• REQUIRED WORK: Copy out every record precisely.

• ITEMS:
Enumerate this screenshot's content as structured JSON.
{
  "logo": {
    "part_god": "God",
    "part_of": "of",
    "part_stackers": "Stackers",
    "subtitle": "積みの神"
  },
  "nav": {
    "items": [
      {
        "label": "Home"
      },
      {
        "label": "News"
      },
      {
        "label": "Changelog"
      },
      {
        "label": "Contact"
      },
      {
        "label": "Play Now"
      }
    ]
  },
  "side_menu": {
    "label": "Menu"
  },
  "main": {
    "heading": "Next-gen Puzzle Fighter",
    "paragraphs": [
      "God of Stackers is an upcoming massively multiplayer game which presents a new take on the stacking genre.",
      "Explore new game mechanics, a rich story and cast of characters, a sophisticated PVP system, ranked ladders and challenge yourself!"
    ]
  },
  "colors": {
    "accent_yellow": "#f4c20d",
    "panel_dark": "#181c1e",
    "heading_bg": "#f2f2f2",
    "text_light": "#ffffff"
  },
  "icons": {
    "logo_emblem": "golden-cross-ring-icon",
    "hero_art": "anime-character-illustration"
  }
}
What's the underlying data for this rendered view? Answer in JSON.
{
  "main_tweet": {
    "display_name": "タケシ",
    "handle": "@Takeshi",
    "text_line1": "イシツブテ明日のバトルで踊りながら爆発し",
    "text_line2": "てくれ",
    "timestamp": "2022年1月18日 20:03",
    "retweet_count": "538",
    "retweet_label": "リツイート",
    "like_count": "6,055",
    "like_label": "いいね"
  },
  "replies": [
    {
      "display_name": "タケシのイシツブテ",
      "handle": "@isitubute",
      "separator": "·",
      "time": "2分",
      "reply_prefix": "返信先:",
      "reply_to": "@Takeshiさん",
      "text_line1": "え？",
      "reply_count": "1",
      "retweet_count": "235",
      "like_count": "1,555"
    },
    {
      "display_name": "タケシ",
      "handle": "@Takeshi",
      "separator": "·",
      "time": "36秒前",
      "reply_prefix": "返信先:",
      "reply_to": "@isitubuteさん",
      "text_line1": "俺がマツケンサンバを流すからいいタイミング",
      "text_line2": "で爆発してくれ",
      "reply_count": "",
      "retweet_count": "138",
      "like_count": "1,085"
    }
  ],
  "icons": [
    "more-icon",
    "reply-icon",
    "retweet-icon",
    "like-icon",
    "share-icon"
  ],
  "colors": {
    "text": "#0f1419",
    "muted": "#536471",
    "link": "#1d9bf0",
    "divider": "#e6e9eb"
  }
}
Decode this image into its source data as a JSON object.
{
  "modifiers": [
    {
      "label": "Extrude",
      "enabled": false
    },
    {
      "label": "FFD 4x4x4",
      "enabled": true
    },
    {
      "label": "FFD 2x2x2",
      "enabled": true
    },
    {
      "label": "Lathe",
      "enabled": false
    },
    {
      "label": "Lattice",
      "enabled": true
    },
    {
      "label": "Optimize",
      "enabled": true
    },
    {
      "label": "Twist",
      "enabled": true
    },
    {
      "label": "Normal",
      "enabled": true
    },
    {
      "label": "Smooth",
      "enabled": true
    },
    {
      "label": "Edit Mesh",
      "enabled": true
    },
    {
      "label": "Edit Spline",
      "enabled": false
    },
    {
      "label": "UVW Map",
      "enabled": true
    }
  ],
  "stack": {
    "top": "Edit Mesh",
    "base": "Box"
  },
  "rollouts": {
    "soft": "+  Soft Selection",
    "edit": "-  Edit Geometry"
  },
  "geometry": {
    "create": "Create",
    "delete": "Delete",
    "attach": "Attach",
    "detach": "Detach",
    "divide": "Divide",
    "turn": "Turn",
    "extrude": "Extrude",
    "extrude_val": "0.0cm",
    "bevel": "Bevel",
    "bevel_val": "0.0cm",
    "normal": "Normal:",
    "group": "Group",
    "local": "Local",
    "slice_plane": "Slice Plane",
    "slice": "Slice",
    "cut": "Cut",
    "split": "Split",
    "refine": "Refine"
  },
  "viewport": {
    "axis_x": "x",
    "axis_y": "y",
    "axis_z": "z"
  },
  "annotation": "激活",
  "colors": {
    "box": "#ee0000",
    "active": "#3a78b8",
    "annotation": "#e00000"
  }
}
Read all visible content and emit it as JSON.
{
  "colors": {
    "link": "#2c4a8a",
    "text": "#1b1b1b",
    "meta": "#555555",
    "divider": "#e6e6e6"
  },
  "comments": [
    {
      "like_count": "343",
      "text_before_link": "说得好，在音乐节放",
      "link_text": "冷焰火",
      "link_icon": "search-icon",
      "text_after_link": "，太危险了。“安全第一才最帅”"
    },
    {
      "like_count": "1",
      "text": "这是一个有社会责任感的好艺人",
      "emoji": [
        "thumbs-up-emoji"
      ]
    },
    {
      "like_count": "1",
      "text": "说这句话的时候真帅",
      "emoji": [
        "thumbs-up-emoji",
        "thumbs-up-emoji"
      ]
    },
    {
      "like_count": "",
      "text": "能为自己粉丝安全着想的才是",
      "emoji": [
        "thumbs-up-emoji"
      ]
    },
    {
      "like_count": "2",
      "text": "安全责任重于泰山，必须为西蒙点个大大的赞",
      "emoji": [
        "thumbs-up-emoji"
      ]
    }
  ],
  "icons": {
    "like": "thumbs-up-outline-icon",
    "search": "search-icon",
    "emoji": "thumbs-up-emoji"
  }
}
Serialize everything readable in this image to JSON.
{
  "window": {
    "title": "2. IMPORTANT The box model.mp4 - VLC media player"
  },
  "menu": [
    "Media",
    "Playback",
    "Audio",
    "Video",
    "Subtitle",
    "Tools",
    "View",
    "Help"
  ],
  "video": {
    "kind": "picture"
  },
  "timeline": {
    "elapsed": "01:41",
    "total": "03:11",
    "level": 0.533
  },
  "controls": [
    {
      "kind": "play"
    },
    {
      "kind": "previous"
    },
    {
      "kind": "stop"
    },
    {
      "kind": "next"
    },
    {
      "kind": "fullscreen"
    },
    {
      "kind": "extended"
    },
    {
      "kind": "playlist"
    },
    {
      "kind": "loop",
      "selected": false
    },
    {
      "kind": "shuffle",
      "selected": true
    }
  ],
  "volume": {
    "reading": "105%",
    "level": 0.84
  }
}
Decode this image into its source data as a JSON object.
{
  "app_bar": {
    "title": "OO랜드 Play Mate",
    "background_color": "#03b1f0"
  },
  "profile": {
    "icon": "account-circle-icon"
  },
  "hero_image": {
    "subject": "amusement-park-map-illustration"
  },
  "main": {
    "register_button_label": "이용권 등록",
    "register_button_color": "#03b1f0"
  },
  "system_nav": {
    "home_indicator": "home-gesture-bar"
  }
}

• THE SOLUTION:
Enumerate this screenshot's content as structured JSON.
{
  "logo": {
    "part_god": "God",
    "part_of": "of",
    "part_stackers": "Stackers",
    "subtitle": "積みの神"
  },
  "nav": {
    "items": [
      {
        "label": "Home"
      },
      {
        "label": "News"
      },
      {
        "label": "Changelog"
      },
      {
        "label": "Contact"
      },
      {
        "label": "Play Now"
      }
    ]
  },
  "side_menu": {
    "label": "Menu"
  },
  "main": {
    "heading": "Next-gen Puzzle Fighter",
    "paragraphs": [
      "God of Stackers is an upcoming massively multiplayer game which presents a new take on the stacking genre.",
      "Explore new game mechanics, a rich story and cast of characters, a sophisticated PVP system, ranked ladders and challenge yourself!"
    ]
  },
  "colors": {
    "accent_yellow": "#f4c20d",
    "panel_dark": "#181c1e",
    "heading_bg": "#f2f2f2",
    "text_light": "#ffffff"
  },
  "icons": {
    "logo_emblem": "golden-cross-ring-icon",
    "hero_art": "anime-character-illustration"
  }
}
What's the underlying data for this rendered view? Answer in JSON.
{
  "main_tweet": {
    "display_name": "タケシ",
    "handle": "@Takeshi",
    "text_line1": "イシツブテ明日のバトルで踊りながら爆発し",
    "text_line2": "てくれ",
    "timestamp": "2022年1月18日 20:03",
    "retweet_count": "538",
    "retweet_label": "リツイート",
    "like_count": "6,055",
    "like_label": "いいね"
  },
  "replies": [
    {
      "display_name": "タケシのイシツブテ",
      "handle": "@isitubute",
      "separator": "·",
      "time": "2分",
      "reply_prefix": "返信先:",
      "reply_to": "@Takeshiさん",
      "text_line1": "え？",
      "reply_count": "1",
      "retweet_count": "235",
      "like_count": "1,555"
    },
    {
      "display_name": "タケシ",
      "handle": "@Takeshi",
      "separator": "·",
      "time": "36秒前",
      "reply_prefix": "返信先:",
      "reply_to": "@isitubuteさん",
      "text_line1": "俺がマツケンサンバを流すからいいタイミング",
      "text_line2": "で爆発してくれ",
      "reply_count": "",
      "retweet_count": "138",
      "like_count": "1,085"
    }
  ],
  "icons": [
    "more-icon",
    "reply-icon",
    "retweet-icon",
    "like-icon",
    "share-icon"
  ],
  "colors": {
    "text": "#0f1419",
    "muted": "#536471",
    "link": "#1d9bf0",
    "divider": "#e6e9eb"
  }
}
Decode this image into its source data as a JSON object.
{
  "modifiers": [
    {
      "label": "Extrude",
      "enabled": false
    },
    {
      "label": "FFD 4x4x4",
      "enabled": true
    },
    {
      "label": "FFD 2x2x2",
      "enabled": true
    },
    {
      "label": "Lathe",
      "enabled": false
    },
    {
      "label": "Lattice",
      "enabled": true
    },
    {
      "label": "Optimize",
      "enabled": true
    },
    {
      "label": "Twist",
      "enabled": true
    },
    {
      "label": "Normal",
      "enabled": true
    },
    {
      "label": "Smooth",
      "enabled": true
    },
    {
      "label": "Edit Mesh",
      "enabled": true
    },
    {
      "label": "Edit Spline",
      "enabled": false
    },
    {
      "label": "UVW Map",
      "enabled": true
    }
  ],
  "stack": {
    "top": "Edit Mesh",
    "base": "Box"
  },
  "rollouts": {
    "soft": "+  Soft Selection",
    "edit": "-  Edit Geometry"
  },
  "geometry": {
    "create": "Create",
    "delete": "Delete",
    "attach": "Attach",
    "detach": "Detach",
    "divide": "Divide",
    "turn": "Turn",
    "extrude": "Extrude",
    "extrude_val": "0.0cm",
    "bevel": "Bevel",
    "bevel_val": "0.0cm",
    "normal": "Normal:",
    "group": "Group",
    "local": "Local",
    "slice_plane": "Slice Plane",
    "slice": "Slice",
    "cut": "Cut",
    "split": "Split",
    "refine": "Refine"
  },
  "viewport": {
    "axis_x": "x",
    "axis_y": "y",
    "axis_z": "z"
  },
  "annotation": "激活",
  "colors": {
    "box": "#ee0000",
    "active": "#3a78b8",
    "annotation": "#e00000"
  }
}
Read all visible content and emit it as JSON.
{
  "colors": {
    "link": "#2c4a8a",
    "text": "#1b1b1b",
    "meta": "#555555",
    "divider": "#e6e6e6"
  },
  "comments": [
    {
      "like_count": "343",
      "text_before_link": "说得好，在音乐节放",
      "link_text": "冷焰火",
      "link_icon": "search-icon",
      "text_after_link": "，太危险了。“安全第一才最帅”"
    },
    {
      "like_count": "1",
      "text": "这是一个有社会责任感的好艺人",
      "emoji": [
        "thumbs-up-emoji"
      ]
    },
    {
      "like_count": "1",
      "text": "说这句话的时候真帅",
      "emoji": [
        "thumbs-up-emoji",
        "thumbs-up-emoji"
      ]
    },
    {
      "like_count": "",
      "text": "能为自己粉丝安全着想的才是",
      "emoji": [
        "thumbs-up-emoji"
      ]
    },
    {
      "like_count": "2",
      "text": "安全责任重于泰山，必须为西蒙点个大大的赞",
      "emoji": [
        "thumbs-up-emoji"
      ]
    }
  ],
  "icons": {
    "like": "thumbs-up-outline-icon",
    "search": "search-icon",
    "emoji": "thumbs-up-emoji"
  }
}
Serialize everything readable in this image to JSON.
{
  "window": {
    "title": "2. IMPORTANT The box model.mp4 - VLC media player"
  },
  "menu": [
    "Media",
    "Playback",
    "Audio",
    "Video",
    "Subtitle",
    "Tools",
    "View",
    "Help"
  ],
  "video": {
    "kind": "picture"
  },
  "timeline": {
    "elapsed": "01:41",
    "total": "03:11",
    "level": 0.533
  },
  "controls": [
    {
      "kind": "play"
    },
    {
      "kind": "previous"
    },
    {
      "kind": "stop"
    },
    {
      "kind": "next"
    },
    {
      "kind": "fullscreen"
    },
    {
      "kind": "extended"
    },
    {
      "kind": "playlist"
    },
    {
      "kind": "loop",
      "selected": false
    },
    {
      "kind": "shuffle",
      "selected": true
    }
  ],
  "volume": {
    "reading": "105%",
    "level": 0.84
  }
}
Decode this image into its source data as a JSON object.
{
  "app_bar": {
    "title": "OO랜드 Play Mate",
    "background_color": "#03b1f0"
  },
  "profile": {
    "icon": "account-circle-icon"
  },
  "hero_image": {
    "subject": "amusement-park-map-illustration"
  },
  "main": {
    "register_button_label": "이용권 등록",
    "register_button_color": "#03b1f0"
  },
  "system_nav": {
    "home_indicator": "home-gesture-bar"
  }
}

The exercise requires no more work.